### Document section
***
They make "BOOM" sounds.


----------



## LazyWaka (Aug 21, 2010)

Shinkirou said:


> Are you talking about the one-time weird shunshin he, Orochimaru, and Kabuto used to run away?



I think he's talking about setting Susano'o's bones on fire with amaterasu. 

Though, I think Riku is smart enough to know that its probably not a good idea to touch black flames. 

EDIT: NVM


----------



## zenieth (Aug 21, 2010)

Why is this still going, this should of ended at he cuts skyscrapers in half.


----------



## C. Hook (Aug 21, 2010)

waka0793 said:


> I think he's talking about setting Susano'o's bones on fire with amaterasu.
> 
> Though, I think Riku is smart enough to know that its probably not a good idea to touch black flames. ]



Considering how utterly retarded Kingdom Hearts characters are on average, I doubt Riku would know not to touch sinister looking black flames.


----------



## Level7N00b (Aug 21, 2010)

DemonFoxSlayer said:


> Okay, How About Susanoo Sasuke is Freakin Invincible...



You wouldn't believe how overused that argument is. Susanoo doesn't make him anywhere near invincible.



DemonFoxSlayer said:


> Technically it's not running away... He probably knew if he walked away that Naruto would go after him... So he Burned away... But yes. that Technique.



Leaving the battlefield is forfeiting.


----------



## Enclave (Aug 21, 2010)

HeavyMetalThunder said:


> oh, come on! sasuke is weak, but not that weak! yes, I read naruto, and yes, I've played all the kingdom hearts (even if I don't like the KH verse.). could someone tell me how could a peak human or low superhuman keep up with a superhuman. please! because I think KH is a little bit overrated, the strongest beign in there is sephiroth.



Actually, Twilight Xemnas so far has been the strongest being in the KH universe.  Sephiroth is weaker than him.  In fact, Sephiroth is probably around end of KH2 Sora and Riku.  Possibly even a bit weaker.

Anyways, KH isn't nearly as overrated as many here like to believe.  Sora has MANY legitimately super human feats.  He has strength feats which dwarf Naruto's current best strength feats and speed feats which are flat out insane.

Hell, Sora has even killed an immortal Genie and he did that when he wasn't even at his strongest.

See, this is a rape thread.  It's just not fair.  Especially once you start factoring in all of Sora's magic.  Or if you want to be especially evil, factor in his gummie ship.


----------



## C. Hook (Aug 21, 2010)

Enclave said:


> Hell, Sora has even killed an immortal Genie and he did that when he wasn't even at his strongest.



Kingdom Hearts genies do not equal the genies from Aladdin. Proof? When Jafar wished Genie to kill Sora, he had to. 

The genies in Kingdom Hearts ARE very powerful, but nowhere near as powerful as the original versions.


----------



## zenieth (Aug 21, 2010)
***
### Data provided
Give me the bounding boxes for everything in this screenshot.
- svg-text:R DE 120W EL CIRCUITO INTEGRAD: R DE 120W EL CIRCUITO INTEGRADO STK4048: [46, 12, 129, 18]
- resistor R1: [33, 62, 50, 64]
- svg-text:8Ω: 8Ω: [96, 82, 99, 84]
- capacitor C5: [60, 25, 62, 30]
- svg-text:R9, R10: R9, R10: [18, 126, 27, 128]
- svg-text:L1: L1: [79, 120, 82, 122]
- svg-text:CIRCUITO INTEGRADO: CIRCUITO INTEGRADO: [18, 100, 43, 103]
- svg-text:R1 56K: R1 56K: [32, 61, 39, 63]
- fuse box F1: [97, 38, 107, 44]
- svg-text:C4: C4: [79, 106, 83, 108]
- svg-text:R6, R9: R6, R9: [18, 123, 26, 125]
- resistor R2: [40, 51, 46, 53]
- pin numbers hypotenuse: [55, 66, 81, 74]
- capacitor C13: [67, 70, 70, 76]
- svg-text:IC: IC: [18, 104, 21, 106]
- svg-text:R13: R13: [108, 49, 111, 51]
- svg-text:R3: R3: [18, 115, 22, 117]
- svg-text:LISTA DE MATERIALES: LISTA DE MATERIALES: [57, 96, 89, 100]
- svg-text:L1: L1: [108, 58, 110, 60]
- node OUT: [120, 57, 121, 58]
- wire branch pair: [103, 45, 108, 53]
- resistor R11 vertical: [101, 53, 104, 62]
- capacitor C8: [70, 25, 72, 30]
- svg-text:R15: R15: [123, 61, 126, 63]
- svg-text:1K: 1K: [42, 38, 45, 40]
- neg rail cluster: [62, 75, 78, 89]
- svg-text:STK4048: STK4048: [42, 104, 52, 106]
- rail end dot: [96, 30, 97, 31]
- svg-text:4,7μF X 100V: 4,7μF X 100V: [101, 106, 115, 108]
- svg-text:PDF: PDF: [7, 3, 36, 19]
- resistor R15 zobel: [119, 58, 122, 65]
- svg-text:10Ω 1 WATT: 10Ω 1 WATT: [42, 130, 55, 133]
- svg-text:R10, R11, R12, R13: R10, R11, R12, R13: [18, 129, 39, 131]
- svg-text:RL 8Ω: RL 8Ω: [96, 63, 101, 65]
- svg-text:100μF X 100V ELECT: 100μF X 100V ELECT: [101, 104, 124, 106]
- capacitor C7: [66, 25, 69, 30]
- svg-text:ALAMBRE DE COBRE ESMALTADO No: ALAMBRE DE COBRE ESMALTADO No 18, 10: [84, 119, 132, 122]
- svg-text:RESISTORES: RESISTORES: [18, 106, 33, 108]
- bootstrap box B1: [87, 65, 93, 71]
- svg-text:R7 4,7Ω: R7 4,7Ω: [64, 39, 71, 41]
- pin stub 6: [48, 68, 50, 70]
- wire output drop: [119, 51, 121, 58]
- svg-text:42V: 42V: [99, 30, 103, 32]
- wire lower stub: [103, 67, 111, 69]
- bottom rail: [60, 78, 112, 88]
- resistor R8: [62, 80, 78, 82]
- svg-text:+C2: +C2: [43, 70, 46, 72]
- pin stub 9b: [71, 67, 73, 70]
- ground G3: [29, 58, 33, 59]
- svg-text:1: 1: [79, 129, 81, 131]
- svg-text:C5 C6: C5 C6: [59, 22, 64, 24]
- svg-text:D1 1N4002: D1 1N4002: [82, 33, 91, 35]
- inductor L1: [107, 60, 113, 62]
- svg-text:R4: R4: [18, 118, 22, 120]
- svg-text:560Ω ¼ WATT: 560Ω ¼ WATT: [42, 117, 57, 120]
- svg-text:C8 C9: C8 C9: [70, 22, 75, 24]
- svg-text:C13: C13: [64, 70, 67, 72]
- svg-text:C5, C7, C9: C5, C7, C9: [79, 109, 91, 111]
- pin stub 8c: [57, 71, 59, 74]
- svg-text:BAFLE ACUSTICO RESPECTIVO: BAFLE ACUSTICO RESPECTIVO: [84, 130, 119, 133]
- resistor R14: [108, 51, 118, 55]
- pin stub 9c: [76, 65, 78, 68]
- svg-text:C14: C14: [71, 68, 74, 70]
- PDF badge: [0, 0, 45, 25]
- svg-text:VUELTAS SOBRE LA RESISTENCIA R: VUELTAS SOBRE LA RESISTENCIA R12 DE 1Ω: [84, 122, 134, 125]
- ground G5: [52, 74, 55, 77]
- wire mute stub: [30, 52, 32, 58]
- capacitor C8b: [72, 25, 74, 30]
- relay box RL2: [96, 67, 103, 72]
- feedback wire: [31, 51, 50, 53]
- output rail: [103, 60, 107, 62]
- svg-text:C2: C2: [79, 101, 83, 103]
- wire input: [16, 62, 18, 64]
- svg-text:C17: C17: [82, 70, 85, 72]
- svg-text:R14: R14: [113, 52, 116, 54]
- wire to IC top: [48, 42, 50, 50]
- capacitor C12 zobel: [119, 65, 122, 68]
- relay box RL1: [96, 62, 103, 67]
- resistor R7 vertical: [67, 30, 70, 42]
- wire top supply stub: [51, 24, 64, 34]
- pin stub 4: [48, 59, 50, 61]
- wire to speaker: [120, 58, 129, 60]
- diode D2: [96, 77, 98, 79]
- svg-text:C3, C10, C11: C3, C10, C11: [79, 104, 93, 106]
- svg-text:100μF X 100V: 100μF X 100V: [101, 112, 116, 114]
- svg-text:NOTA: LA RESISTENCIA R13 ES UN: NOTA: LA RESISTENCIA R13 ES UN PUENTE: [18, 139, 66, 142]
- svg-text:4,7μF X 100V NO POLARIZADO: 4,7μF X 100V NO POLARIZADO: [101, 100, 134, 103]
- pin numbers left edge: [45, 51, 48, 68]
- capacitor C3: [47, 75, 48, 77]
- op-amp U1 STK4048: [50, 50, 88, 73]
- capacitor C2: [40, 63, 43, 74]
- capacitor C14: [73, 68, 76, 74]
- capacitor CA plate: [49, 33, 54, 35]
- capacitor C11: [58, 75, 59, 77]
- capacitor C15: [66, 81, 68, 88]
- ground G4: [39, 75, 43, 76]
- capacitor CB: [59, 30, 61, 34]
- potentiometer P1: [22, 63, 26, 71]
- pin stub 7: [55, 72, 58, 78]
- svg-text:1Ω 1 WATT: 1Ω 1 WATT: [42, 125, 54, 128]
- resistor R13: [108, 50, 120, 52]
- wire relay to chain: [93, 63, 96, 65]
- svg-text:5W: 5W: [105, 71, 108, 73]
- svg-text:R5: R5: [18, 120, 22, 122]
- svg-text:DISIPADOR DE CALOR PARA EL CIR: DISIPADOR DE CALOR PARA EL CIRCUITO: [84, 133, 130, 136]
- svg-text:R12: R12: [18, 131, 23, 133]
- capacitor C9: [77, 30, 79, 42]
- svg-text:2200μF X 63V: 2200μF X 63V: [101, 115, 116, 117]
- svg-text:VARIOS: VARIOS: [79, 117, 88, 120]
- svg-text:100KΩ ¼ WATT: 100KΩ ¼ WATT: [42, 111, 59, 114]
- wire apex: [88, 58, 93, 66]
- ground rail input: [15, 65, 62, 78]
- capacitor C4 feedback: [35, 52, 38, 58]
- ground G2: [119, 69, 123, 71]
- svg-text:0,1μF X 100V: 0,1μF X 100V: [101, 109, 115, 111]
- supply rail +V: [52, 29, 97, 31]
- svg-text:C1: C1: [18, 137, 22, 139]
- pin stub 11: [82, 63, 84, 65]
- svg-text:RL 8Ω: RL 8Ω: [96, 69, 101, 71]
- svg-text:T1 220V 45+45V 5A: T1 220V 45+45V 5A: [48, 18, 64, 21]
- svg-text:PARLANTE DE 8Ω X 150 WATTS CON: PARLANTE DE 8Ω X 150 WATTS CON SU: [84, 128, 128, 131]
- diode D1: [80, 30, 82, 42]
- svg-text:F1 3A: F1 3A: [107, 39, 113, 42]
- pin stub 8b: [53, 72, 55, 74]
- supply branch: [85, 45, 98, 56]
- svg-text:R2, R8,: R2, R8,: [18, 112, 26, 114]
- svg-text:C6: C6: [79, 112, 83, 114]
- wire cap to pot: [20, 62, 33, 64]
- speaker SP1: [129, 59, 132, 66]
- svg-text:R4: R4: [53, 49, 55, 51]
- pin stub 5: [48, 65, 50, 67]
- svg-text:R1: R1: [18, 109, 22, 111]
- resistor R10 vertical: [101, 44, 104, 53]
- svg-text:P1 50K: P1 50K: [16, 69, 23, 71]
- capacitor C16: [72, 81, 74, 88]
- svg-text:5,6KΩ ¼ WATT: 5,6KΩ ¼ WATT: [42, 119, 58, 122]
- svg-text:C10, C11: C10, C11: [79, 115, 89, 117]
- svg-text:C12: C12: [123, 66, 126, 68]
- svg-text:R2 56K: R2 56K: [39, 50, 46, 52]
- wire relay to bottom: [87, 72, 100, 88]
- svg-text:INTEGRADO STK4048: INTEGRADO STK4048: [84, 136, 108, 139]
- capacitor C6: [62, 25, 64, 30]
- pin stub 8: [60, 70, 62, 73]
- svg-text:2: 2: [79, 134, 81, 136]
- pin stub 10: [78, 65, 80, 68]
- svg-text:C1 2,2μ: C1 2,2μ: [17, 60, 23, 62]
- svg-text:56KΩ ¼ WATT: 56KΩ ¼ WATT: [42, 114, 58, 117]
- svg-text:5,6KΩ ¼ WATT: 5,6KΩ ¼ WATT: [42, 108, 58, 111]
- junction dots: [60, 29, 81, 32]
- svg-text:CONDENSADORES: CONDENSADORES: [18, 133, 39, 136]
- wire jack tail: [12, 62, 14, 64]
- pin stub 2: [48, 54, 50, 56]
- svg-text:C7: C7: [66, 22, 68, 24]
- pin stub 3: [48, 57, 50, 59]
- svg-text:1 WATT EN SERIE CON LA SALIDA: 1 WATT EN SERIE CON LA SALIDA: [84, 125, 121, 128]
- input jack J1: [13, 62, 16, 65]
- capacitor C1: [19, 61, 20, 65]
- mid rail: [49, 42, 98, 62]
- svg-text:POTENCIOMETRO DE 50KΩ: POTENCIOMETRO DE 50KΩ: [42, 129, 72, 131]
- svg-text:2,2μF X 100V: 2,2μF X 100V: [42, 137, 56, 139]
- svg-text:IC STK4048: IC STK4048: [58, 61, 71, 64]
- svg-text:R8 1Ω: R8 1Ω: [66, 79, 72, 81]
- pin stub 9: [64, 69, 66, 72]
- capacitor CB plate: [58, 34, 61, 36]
***
### Problems to work on
1. Do these statements agree with the forum thread on Kingdom Hearts and Naruto? Answer yes or no for each and quote the deciding words. (a) Enclave says Sephiroth is stronger than Twilight Xemnas. (b) Level7N00b says leaving the battlefield counts as forfeiting. (c) C. Hook says the Kingdom Hearts genies are as powerful as the originals.
2. Can you carry on the forum thread about Kingdom Hearts and Naruto from its last line?

### Set of answers
1.
(a) No: "Sephiroth is weaker than him."
(b) Yes: "Leaving the battlefield is forfeiting."
(c) No: "nowhere near as powerful as the original versions."

2.
And Sora wasn't anywhere near Sephiroth in KH2 or 1, he was holding his own, but for all that time Sephiroth seemed more like he was messing with him for the hell of it rather than an actual fight.


----------



## LazyWaka (Aug 21, 2010)

I still haven't been able to beat sephiroth in KH1.


----------



## DemonFoxSlayer (Aug 21, 2010)

Okay Riku Wins.

Battle Solved...


----------



## Level7N00b (Aug 21, 2010)

waka0793 said:


> I still haven't been able to beat sephiroth in KH1.



The fact that your in an extremely boxed space doesn't help either.


----------



## C. Hook (Aug 21, 2010)

Enclave said:


> He wished for Genie to crush them, he didn't specify for Genie to kill them.  Crushing them is something Genie is allowed to do.



Same thing. Genie is not allowed to directly kill people in the movies, yet he is forced to try and directly kill Sora in the game. If Genie's rules are completely different, it's impossible to use movie feats. 



Enclave said:


> Also, what makes you think that they aren't as powerful as in Aladdin?  Look at in KH2 when Sora fights Jafar.  Jafar laid waste to Agrabah in moments and started teleporting buildings and debris at Sora during their fight.  Not to mention all the other crazy energy attacks and lightning he was using.



Magical attacks, teleportation, and telekinesis are not the same as juggling planets and the high level reality warping that Genie performed in the movies. In the game, did we ever see Genie create hundreds of dancers and elephants on a whim?



Enclave said:


> Remember, *the only way a Genie can kill is via indirect methods,* such as dropping a building on somebody or other such things.  I believe this was brought up in one of the Aladdin sequels, and this is exactly what Jafar was doing to try to kill Sora.  It's just too bad that Sora isn't a pushover and his weapon seems capable of killing immortal beings.



Which shows the contradiction. Genie trying to whack you in KH1 is as direct as it gets.


----------



## LazyWaka (Aug 21, 2010)

1234567890 said:


> No offense but you suck then, I made sephiroth my little white-haired bitch time and time again  No ill feelings man.



What level are you and with what weapon?


----------



## C. Hook (Aug 21, 2010)

Kingdom Hearts 2 was such a shitty game. 

All the memories are coming back.


----------



## Level7N00b (Aug 21, 2010)

waka0793 said:


> What level are you and with what weapon?



If your less than 70, your probably gonna get killed.


----------



## LazyWaka (Aug 21, 2010)

1234567890 said:


> Ultima weapon and the first time I beat was at 80, I then used him and the frost titan to rocket all the way up to 99.



I only faced him at level 70 with Oblivion. 

Though, now i'm level 84 and have Ultima Weapon, I think i'll give it another shot.


----------



## Enclave (Aug 21, 2010)

waka0793 said:


> I only faced him at level 70 with Oblivion.
> 
> Though, now i'm level 84 and have Ultima Weapon, I think i'll give it another shot.



Just make sure to bring Elixers with you.  Makes things easier.

Also, remember that when you're using Strike Raid, you're invincible as I recall.  Thus you can use it to avoid some of his more punishing attacks.


----------



## HeavyMetalThunder (Aug 21, 2010)

how do you get ultima weapon?


----------



## LazyWaka (Aug 21, 2010)

HeavyMetalThunder said:


> how do you get ultima weapon?



First you have to make all other synthesis items, then you have to gather the materials listed for it.



C. Hook said:


> Kingdom Hearts 2 was such a shitty game.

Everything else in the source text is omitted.